What you will do ▸ Return the entries verbatim and drop every picture.

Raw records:
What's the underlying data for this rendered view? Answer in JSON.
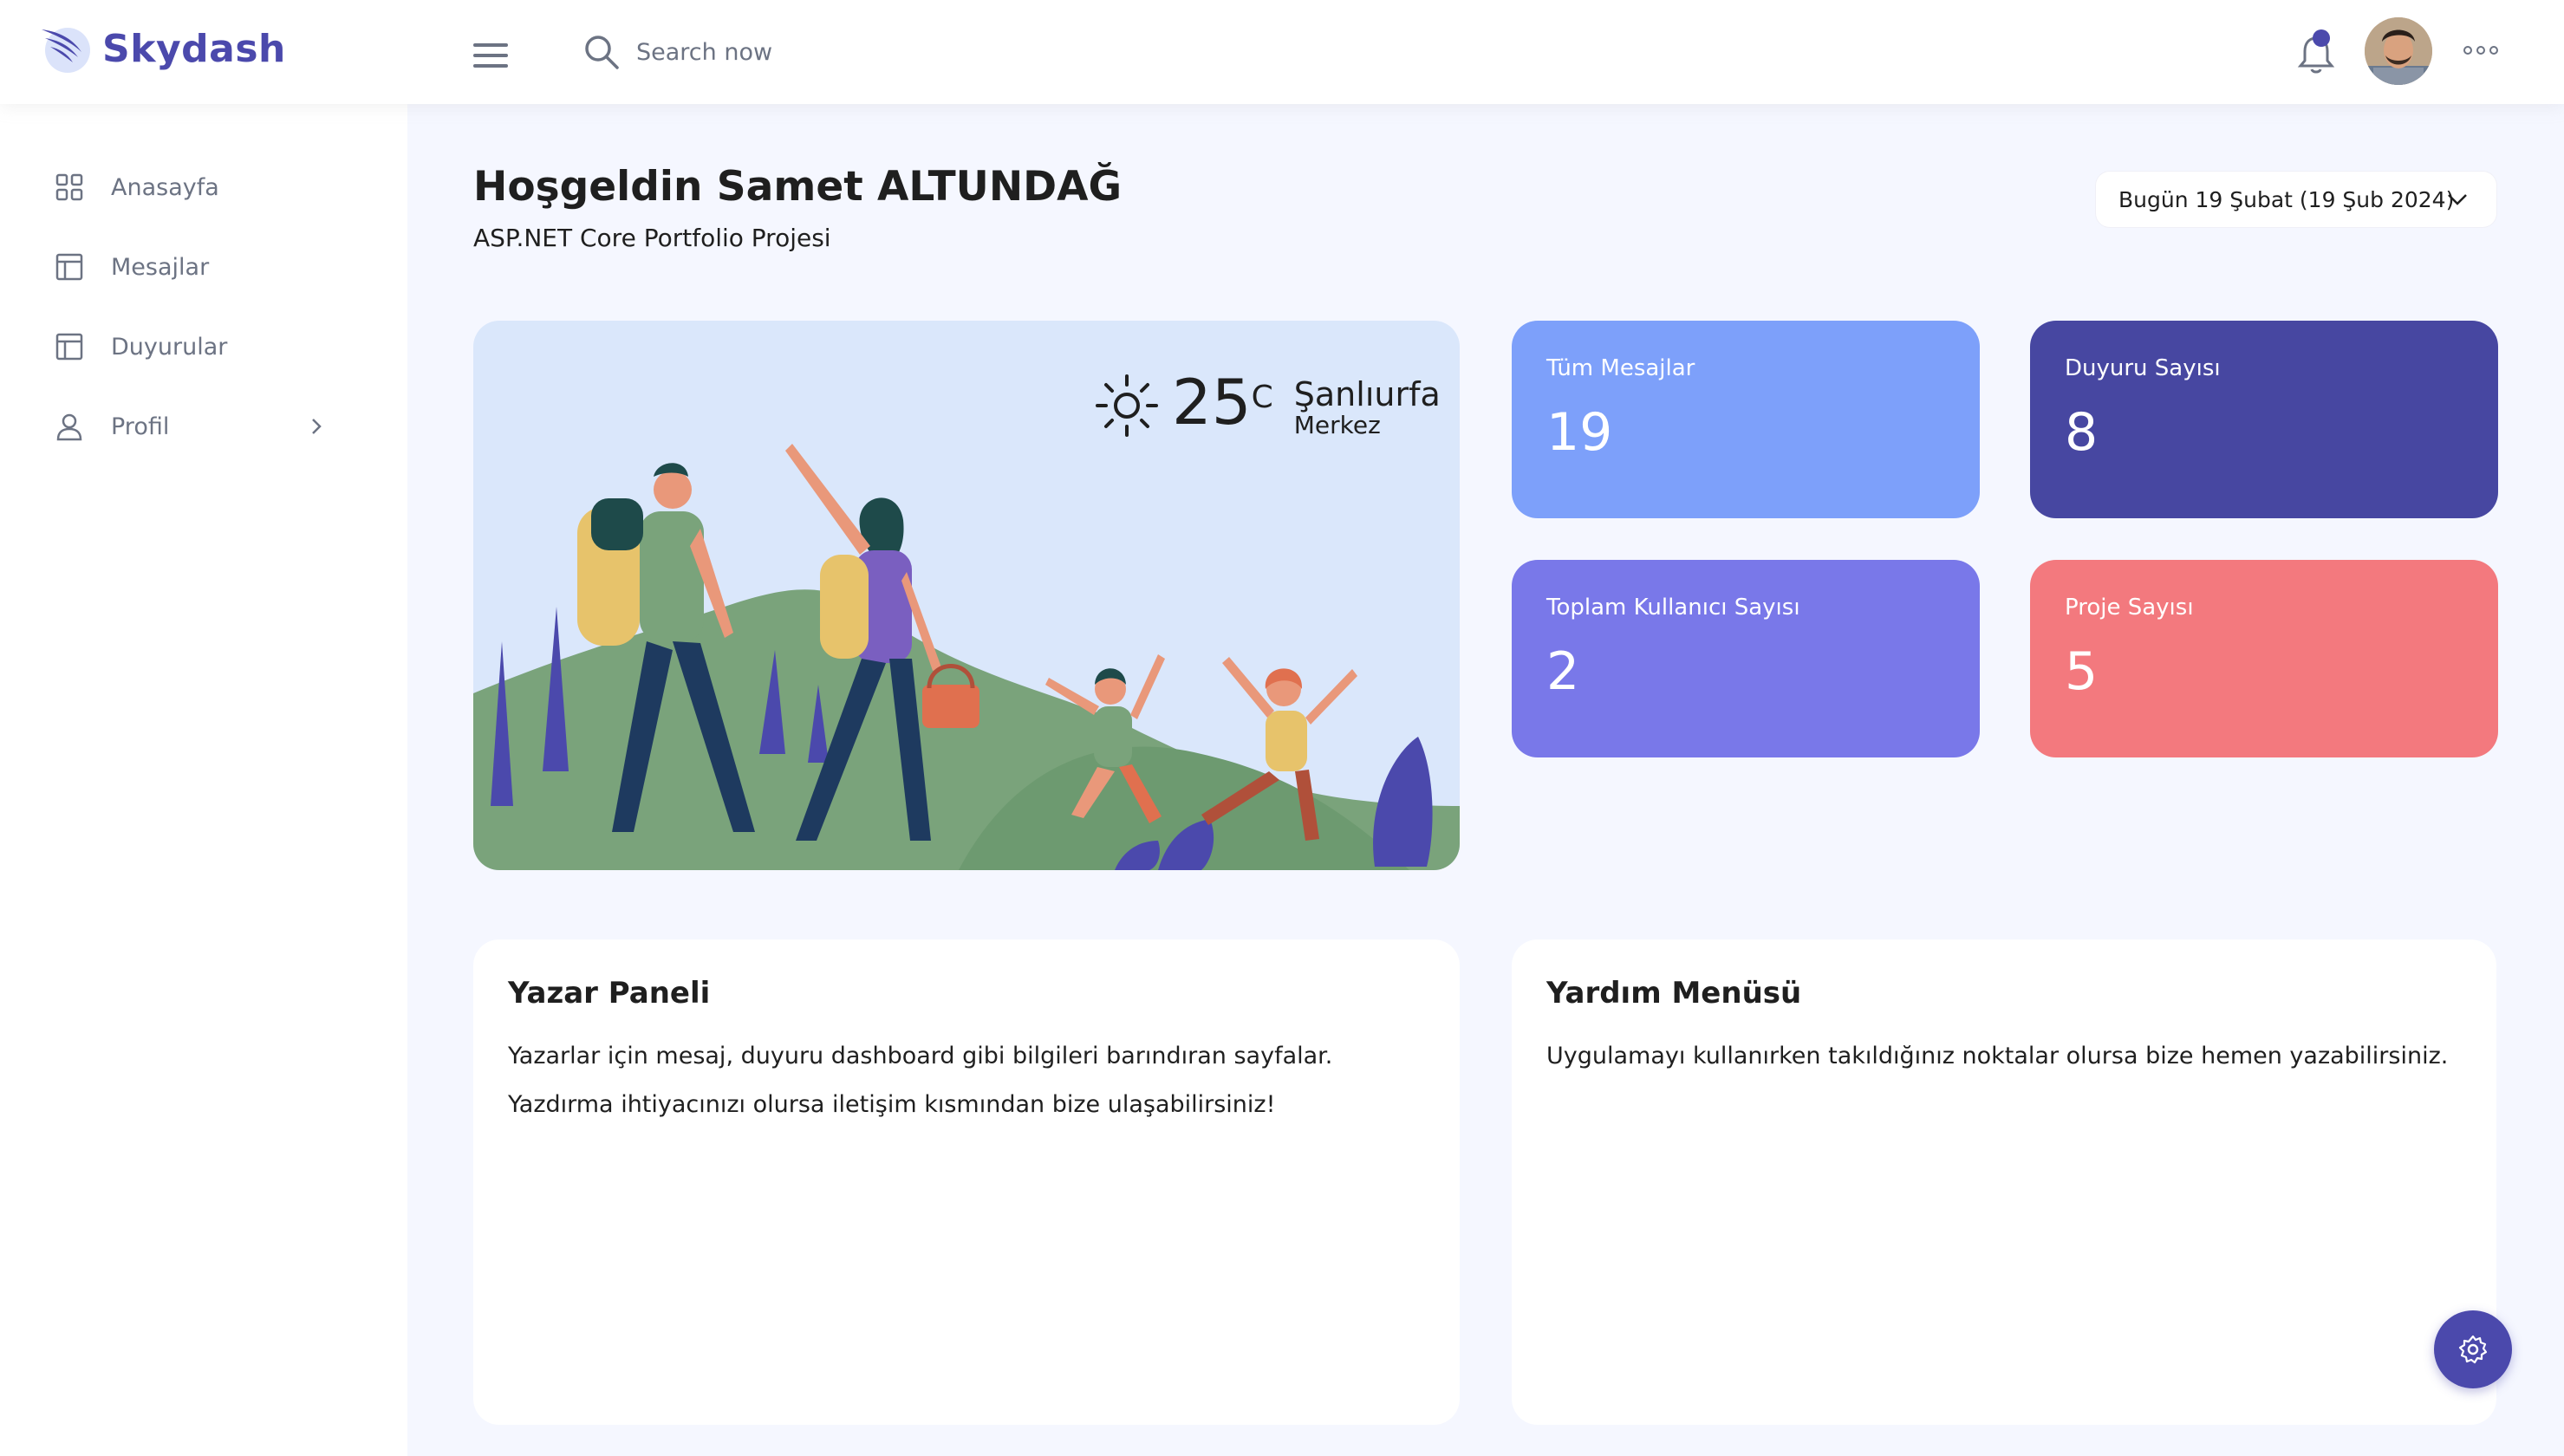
{
  "app": {
    "brand": "Skydash"
  },
  "search": {
    "placeholder": "Search now"
  },
  "sidebar": {
    "items": [
      {
        "label": "Anasayfa",
        "icon": "grid-icon"
      },
      {
        "label": "Mesajlar",
        "icon": "layout-icon"
      },
      {
        "label": "Duyurular",
        "icon": "layout-icon"
      },
      {
        "label": "Profil",
        "icon": "user-icon",
        "has_submenu": true
      }
    ]
  },
  "header": {
    "welcome": "Hoşgeldin Samet ALTUNDAĞ",
    "subtitle": "ASP.NET Core Portfolio Projesi",
    "date_label": "Bugün 19 Şubat (19 Şub 2024)"
  },
  "weather": {
    "temperature": "25",
    "unit": "C",
    "city": "Şanlıurfa",
    "district": "Merkez"
  },
  "stats": [
    {
      "title": "Tüm Mesajlar",
      "value": "19",
      "color": "#7da0fa"
    },
    {
      "title": "Duyuru Sayısı",
      "value": "8",
      "color": "#4747a1"
    },
    {
      "title": "Toplam Kullanıcı Sayısı",
      "value": "2",
      "color": "#7978e9"
    },
    {
      "title": "Proje Sayısı",
      "value": "5",
      "color": "#f3797e"
    }
  ],
  "panels": {
    "author": {
      "title": "Yazar Paneli",
      "line1": "Yazarlar için mesaj, duyuru dashboard gibi bilgileri barındıran sayfalar.",
      "line2": "Yazdırma ihtiyacınızı olursa iletişim kısmından bize ulaşabilirsiniz!"
    },
    "help": {
      "title": "Yardım Menüsü",
      "line1": "Uygulamayı kullanırken takıldığınız noktalar olursa bize hemen yazabilirsiniz."
    }
  },
  "colors": {
    "accent": "#4b49ac",
    "background": "#f5f7ff",
    "hero_bg": "#dae7fb"
  }
}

Completed exercise ▸
What's the underlying data for this rendered view? Answer in JSON.
{
  "app": {
    "brand": "Skydash"
  },
  "search": {
    "placeholder": "Search now"
  },
  "sidebar": {
    "items": [
      {
        "label": "Anasayfa",
        "icon": "grid-icon"
      },
      {
        "label": "Mesajlar",
        "icon": "layout-icon"
      },
      {
        "label": "Duyurular",
        "icon": "layout-icon"
      },
      {
        "label": "Profil",
        "icon": "user-icon",
        "has_submenu": true
      }
    ]
  },
  "header": {
    "welcome": "Hoşgeldin Samet ALTUNDAĞ",
    "subtitle": "ASP.NET Core Portfolio Projesi",
    "date_label": "Bugün 19 Şubat (19 Şub 2024)"
  },
  "weather": {
    "temperature": "25",
    "unit": "C",
    "city": "Şanlıurfa",
    "district": "Merkez"
  },
  "stats": [
    {
      "title": "Tüm Mesajlar",
      "value": "19",
      "color": "#7da0fa"
    },
    {
      "title": "Duyuru Sayısı",
      "value": "8",
      "color": "#4747a1"
    },
    {
      "title": "Toplam Kullanıcı Sayısı",
      "value": "2",
      "color": "#7978e9"
    },
    {
      "title": "Proje Sayısı",
      "value": "5",
      "color": "#f3797e"
    }
  ],
  "panels": {
    "author": {
      "title": "Yazar Paneli",
      "line1": "Yazarlar için mesaj, duyuru dashboard gibi bilgileri barındıran sayfalar.",
      "line2": "Yazdırma ihtiyacınızı olursa iletişim kısmından bize ulaşabilirsiniz!"
    },
    "help": {
      "title": "Yardım Menüsü",
      "line1": "Uygulamayı kullanırken takıldığınız noktalar olursa bize hemen yazabilirsiniz."
    }
  },
  "colors": {
    "accent": "#4b49ac",
    "background": "#f5f7ff",
    "hero_bg": "#dae7fb"
  }
}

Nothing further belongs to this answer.